» **Task prompt**
Please restate the following records word for word.

» **Collected data entries**
━━━━━━━━

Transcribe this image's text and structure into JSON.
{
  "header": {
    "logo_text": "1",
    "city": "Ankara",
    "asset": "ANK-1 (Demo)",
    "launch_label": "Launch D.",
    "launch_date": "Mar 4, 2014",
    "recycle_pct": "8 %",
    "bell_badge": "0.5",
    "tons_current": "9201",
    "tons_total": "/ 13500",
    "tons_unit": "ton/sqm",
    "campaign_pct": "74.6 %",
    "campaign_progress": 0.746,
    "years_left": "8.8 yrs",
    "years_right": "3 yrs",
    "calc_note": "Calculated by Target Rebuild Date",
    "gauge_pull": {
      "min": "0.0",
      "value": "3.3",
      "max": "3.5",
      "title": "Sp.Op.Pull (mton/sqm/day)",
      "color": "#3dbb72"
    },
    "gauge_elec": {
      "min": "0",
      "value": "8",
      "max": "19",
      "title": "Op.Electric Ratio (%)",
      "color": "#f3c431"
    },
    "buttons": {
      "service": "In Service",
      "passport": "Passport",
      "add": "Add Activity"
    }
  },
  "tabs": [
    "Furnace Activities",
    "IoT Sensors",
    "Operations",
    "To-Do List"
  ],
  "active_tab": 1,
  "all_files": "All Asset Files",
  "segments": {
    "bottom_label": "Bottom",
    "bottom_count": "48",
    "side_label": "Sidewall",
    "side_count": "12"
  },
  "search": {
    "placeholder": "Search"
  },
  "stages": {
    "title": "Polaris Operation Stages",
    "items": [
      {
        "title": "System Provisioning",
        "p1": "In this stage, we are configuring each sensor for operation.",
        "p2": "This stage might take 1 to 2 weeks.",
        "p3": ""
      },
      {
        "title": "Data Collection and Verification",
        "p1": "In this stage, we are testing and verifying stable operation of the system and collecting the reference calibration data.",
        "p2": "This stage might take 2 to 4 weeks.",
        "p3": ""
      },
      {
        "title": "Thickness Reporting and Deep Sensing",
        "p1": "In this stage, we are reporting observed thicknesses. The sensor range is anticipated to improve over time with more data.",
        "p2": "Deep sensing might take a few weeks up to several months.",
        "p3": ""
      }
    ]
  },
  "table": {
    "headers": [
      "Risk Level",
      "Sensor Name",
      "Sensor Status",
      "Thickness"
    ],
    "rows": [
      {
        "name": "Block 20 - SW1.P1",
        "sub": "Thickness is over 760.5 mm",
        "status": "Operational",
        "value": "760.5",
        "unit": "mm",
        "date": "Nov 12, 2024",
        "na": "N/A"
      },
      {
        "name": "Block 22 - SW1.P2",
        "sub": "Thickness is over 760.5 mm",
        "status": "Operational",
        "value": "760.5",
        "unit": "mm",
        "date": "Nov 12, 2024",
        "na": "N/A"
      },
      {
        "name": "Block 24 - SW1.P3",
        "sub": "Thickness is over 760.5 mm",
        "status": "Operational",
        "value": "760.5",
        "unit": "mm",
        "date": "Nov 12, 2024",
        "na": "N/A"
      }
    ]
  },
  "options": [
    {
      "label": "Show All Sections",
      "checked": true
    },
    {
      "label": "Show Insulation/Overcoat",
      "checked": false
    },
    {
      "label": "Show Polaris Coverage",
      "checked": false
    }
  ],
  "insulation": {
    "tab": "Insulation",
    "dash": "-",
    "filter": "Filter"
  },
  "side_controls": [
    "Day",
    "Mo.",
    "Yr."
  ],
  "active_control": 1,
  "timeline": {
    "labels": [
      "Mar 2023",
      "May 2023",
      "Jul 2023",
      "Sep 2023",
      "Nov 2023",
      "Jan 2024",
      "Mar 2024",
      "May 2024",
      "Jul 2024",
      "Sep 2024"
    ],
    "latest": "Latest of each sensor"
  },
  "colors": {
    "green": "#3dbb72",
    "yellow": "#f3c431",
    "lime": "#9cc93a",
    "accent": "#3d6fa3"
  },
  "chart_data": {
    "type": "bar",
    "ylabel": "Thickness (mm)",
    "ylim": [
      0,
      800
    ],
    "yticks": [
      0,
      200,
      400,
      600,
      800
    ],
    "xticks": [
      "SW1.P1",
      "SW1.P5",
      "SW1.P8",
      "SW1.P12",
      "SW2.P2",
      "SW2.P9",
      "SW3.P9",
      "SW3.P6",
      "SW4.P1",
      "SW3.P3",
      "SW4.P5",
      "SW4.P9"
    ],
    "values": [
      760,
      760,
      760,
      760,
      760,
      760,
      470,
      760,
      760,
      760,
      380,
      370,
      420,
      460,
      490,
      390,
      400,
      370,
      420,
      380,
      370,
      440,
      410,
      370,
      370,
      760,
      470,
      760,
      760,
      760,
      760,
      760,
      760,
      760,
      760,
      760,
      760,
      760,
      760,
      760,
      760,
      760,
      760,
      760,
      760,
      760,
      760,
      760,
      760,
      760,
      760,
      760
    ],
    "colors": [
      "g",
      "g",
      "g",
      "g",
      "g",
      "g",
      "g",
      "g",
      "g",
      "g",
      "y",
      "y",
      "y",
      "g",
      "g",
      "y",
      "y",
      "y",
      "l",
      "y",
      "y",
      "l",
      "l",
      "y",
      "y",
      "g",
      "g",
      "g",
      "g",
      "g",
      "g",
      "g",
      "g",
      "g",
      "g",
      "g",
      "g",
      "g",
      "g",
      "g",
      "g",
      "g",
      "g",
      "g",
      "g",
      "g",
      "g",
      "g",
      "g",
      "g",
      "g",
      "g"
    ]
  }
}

━━━━━━━━

» **Response to the task**
Transcribe this image's text and structure into JSON.
{
  "header": {
    "logo_text": "1",
    "city": "Ankara",
    "asset": "ANK-1 (Demo)",
    "launch_label": "Launch D.",
    "launch_date": "Mar 4, 2014",
    "recycle_pct": "8 %",
    "bell_badge": "0.5",
    "tons_current": "9201",
    "tons_total": "/ 13500",
    "tons_unit": "ton/sqm",
    "campaign_pct": "74.6 %",
    "campaign_progress": 0.746,
    "years_left": "8.8 yrs",
    "years_right": "3 yrs",
    "calc_note": "Calculated by Target Rebuild Date",
    "gauge_pull": {
      "min": "0.0",
      "value": "3.3",
      "max": "3.5",
      "title": "Sp.Op.Pull (mton/sqm/day)",
      "color": "#3dbb72"
    },
    "gauge_elec": {
      "min": "0",
      "value": "8",
      "max": "19",
      "title": "Op.Electric Ratio (%)",
      "color": "#f3c431"
    },
    "buttons": {
      "service": "In Service",
      "passport": "Passport",
      "add": "Add Activity"
    }
  },
  "tabs": [
    "Furnace Activities",
    "IoT Sensors",
    "Operations",
    "To-Do List"
  ],
  "active_tab": 1,
  "all_files": "All Asset Files",
  "segments": {
    "bottom_label": "Bottom",
    "bottom_count": "48",
    "side_label": "Sidewall",
    "side_count": "12"
  },
  "search": {
    "placeholder": "Search"
  },
  "stages": {
    "title": "Polaris Operation Stages",
    "items": [
      {
        "title": "System Provisioning",
        "p1": "In this stage, we are configuring each sensor for operation.",
        "p2": "This stage might take 1 to 2 weeks.",
        "p3": ""
      },
      {
        "title": "Data Collection and Verification",
        "p1": "In this stage, we are testing and verifying stable operation of the system and collecting the reference calibration data.",
        "p2": "This stage might take 2 to 4 weeks.",
        "p3": ""
      },
      {
        "title": "Thickness Reporting and Deep Sensing",
        "p1": "In this stage, we are reporting observed thicknesses. The sensor range is anticipated to improve over time with more data.",
        "p2": "Deep sensing might take a few weeks up to several months.",
        "p3": ""
      }
    ]
  },
  "table": {
    "headers": [
      "Risk Level",
      "Sensor Name",
      "Sensor Status",
      "Thickness"
    ],
    "rows": [
      {
        "name": "Block 20 - SW1.P1",
        "sub": "Thickness is over 760.5 mm",
        "status": "Operational",
        "value": "760.5",
        "unit": "mm",
        "date": "Nov 12, 2024",
        "na": "N/A"
      },
      {
        "name": "Block 22 - SW1.P2",
        "sub": "Thickness is over 760.5 mm",
        "status": "Operational",
        "value": "760.5",
        "unit": "mm",
        "date": "Nov 12, 2024",
        "na": "N/A"
      },
      {
        "name": "Block 24 - SW1.P3",
        "sub": "Thickness is over 760.5 mm",
        "status": "Operational",
        "value": "760.5",
        "unit": "mm",
        "date": "Nov 12, 2024",
        "na": "N/A"
      }
    ]
  },
  "options": [
    {
      "label": "Show All Sections",
      "checked": true
    },
    {
      "label": "Show Insulation/Overcoat",
      "checked": false
    },
    {
      "label": "Show Polaris Coverage",
      "checked": false
    }
  ],
  "insulation": {
    "tab": "Insulation",
    "dash": "-",
    "filter": "Filter"
  },
  "side_controls": [
    "Day",
    "Mo.",
    "Yr."
  ],
  "active_control": 1,
  "timeline": {
    "labels": [
      "Mar 2023",
      "May 2023",
      "Jul 2023",
      "Sep 2023",
      "Nov 2023",
      "Jan 2024",
      "Mar 2024",
      "May 2024",
      "Jul 2024",
      "Sep 2024"
    ],
    "latest": "Latest of each sensor"
  },
  "colors": {
    "green": "#3dbb72",
    "yellow": "#f3c431",
    "lime": "#9cc93a",
    "accent": "#3d6fa3"
  },
  "chart_data": {
    "type": "bar",
    "ylabel": "Thickness (mm)",
    "ylim": [
      0,
      800
    ],
    "yticks": [
      0,
      200,
      400,
      600,
      800
    ],
    "xticks": [
      "SW1.P1",
      "SW1.P5",
      "SW1.P8",
      "SW1.P12",
      "SW2.P2",
      "SW2.P9",
      "SW3.P9",
      "SW3.P6",
      "SW4.P1",
      "SW3.P3",
      "SW4.P5",
      "SW4.P9"
    ],
    "values": [
      760,
      760,
      760,
      760,
      760,
      760,
      470,
      760,
      760,
      760,
      380,
      370,
      420,
      460,
      490,
      390,
      400,
      370,
      420,
      380,
      370,
      440,
      410,
      370,
      370,
      760,
      470,
      760,
      760,
      760,
      760,
      760,
      760,
      760,
      760,
      760,
      760,
      760,
      760,
      760,
      760,
      760,
      760,
      760,
      760,
      760,
      760,
      760,
      760,
      760,
      760,
      760
    ],
    "colors": [
      "g",
      "g",
      "g",
      "g",
      "g",
      "g",
      "g",
      "g",
      "g",
      "g",
      "y",
      "y",
      "y",
      "g",
      "g",
      "y",
      "y",
      "y",
      "l",
      "y",
      "y",
      "l",
      "l",
      "y",
      "y",
      "g",
      "g",
      "g",
      "g",
      "g",
      "g",
      "g",
      "g",
      "g",
      "g",
      "g",
      "g",
      "g",
      "g",
      "g",
      "g",
      "g",
      "g",
      "g",
      "g",
      "g",
      "g",
      "g",
      "g",
      "g",
      "g",
      "g"
    ]
  }
}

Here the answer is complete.